Check every line of the material below for the string "детскому", and return the ones that have it.

Collection entries:
— START —

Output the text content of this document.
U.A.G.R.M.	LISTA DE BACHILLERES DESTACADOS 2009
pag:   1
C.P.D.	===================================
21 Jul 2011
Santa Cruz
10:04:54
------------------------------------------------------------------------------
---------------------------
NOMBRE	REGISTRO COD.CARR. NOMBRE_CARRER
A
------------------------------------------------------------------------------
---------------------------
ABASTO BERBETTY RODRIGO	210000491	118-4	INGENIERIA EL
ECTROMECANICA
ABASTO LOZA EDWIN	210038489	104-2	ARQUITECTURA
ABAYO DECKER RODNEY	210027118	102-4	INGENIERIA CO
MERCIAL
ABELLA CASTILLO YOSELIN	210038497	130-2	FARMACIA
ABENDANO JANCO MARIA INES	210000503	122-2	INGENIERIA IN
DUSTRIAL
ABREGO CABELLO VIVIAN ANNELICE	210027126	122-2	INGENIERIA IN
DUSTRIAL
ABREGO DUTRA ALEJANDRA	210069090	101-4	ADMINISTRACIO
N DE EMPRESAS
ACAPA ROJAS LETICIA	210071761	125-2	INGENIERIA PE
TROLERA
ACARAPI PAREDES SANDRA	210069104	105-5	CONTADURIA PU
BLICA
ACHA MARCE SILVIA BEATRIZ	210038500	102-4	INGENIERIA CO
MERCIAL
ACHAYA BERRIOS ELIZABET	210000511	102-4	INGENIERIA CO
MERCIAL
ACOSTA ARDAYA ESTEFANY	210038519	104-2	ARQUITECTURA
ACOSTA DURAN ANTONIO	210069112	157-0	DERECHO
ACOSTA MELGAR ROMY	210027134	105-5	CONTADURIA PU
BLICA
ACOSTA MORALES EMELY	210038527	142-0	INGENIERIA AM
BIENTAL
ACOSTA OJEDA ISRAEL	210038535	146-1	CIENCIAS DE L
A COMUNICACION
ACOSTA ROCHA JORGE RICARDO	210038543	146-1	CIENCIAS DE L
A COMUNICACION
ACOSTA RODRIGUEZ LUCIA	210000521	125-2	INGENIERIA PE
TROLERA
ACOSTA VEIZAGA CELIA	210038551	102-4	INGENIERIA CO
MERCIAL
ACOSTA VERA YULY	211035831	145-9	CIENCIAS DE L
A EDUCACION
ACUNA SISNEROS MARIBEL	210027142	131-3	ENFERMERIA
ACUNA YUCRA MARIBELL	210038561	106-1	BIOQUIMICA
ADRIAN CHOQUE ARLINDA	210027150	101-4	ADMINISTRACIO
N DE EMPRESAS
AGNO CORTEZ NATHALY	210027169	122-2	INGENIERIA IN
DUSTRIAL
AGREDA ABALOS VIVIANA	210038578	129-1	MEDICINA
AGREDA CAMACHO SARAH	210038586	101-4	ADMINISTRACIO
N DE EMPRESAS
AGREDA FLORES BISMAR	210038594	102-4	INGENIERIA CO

— END —
— START —

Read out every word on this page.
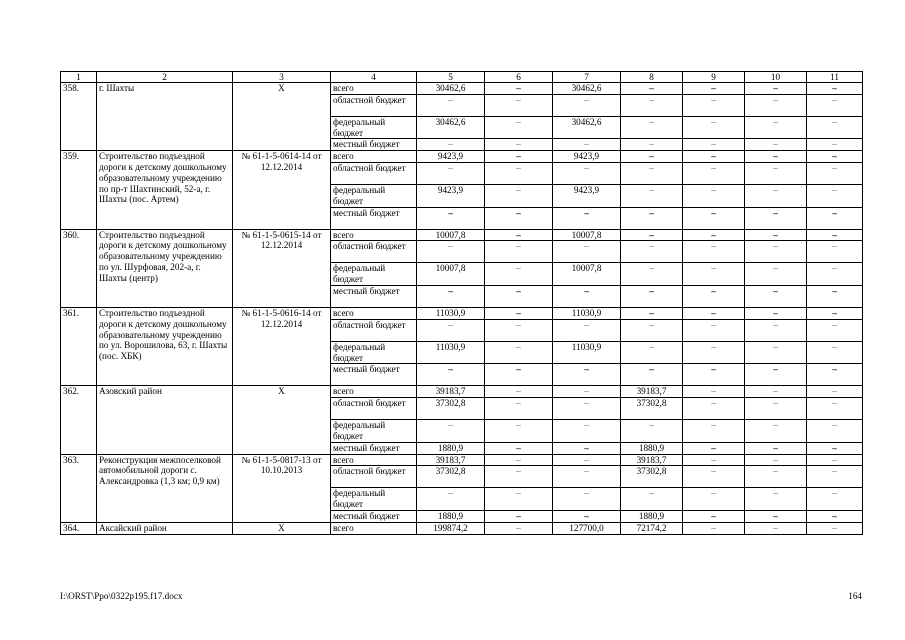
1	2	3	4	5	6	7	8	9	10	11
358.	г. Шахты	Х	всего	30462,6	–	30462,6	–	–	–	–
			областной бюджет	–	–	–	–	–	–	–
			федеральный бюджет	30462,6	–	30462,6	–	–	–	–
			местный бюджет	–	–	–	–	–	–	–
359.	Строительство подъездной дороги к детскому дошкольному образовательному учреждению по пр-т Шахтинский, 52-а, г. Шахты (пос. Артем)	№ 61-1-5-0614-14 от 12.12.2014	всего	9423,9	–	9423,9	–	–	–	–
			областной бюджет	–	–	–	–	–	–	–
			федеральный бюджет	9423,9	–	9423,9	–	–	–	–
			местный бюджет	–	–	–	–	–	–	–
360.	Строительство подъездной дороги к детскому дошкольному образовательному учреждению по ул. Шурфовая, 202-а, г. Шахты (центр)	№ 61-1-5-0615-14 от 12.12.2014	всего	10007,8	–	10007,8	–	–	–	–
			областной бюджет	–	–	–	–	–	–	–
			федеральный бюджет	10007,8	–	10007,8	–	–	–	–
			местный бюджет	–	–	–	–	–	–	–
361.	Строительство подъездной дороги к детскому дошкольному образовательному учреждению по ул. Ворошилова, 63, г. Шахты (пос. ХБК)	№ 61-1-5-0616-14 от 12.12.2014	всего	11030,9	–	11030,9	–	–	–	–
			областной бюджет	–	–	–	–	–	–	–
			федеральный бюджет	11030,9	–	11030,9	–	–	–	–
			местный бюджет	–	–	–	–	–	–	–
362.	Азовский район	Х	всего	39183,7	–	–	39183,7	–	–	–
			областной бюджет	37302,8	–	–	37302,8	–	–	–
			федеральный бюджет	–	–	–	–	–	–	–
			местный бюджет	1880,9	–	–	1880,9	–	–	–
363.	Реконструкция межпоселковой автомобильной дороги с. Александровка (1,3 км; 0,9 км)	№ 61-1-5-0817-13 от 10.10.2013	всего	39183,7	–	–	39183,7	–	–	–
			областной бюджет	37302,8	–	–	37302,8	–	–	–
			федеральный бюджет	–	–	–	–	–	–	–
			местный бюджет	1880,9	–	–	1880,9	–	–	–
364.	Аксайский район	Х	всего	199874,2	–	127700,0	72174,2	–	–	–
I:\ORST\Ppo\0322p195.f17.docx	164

— END —
— START —

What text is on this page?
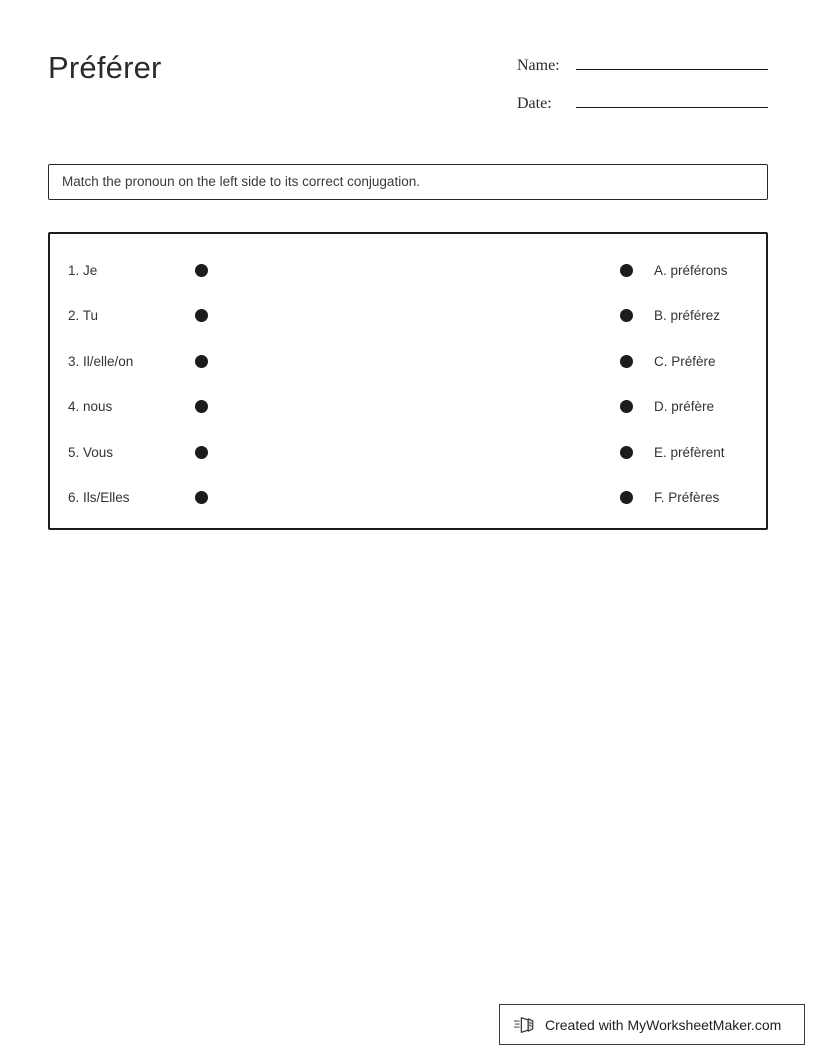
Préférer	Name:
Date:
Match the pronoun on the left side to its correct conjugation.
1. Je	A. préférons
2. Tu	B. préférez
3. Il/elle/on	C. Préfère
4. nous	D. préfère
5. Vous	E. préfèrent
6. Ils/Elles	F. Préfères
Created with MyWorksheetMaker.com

— END —

> RESPONSE TO THE EXERCISE:
359.	Строительство подъездной дороги к детскому дошкольному образовательному учреждению по пр-т Шахтинский, 52-а, г. Шахты (пос. Артем)	№ 61-1-5-0614-14 от 12.12.2014	всего	9423,9	–	9423,9	–	–	–	–
360.	Строительство подъездной дороги к детскому дошкольному образовательному учреждению по ул. Шурфовая, 202-а, г. Шахты (центр)	№ 61-1-5-0615-14 от 12.12.2014	всего	10007,8	–	10007,8	–	–	–	–
361.	Строительство подъездной дороги к детскому дошкольному образовательному учреждению по ул. Ворошилова, 63, г. Шахты (пос. ХБК)	№ 61-1-5-0616-14 от 12.12.2014	всего	11030,9	–	11030,9	–	–	–	–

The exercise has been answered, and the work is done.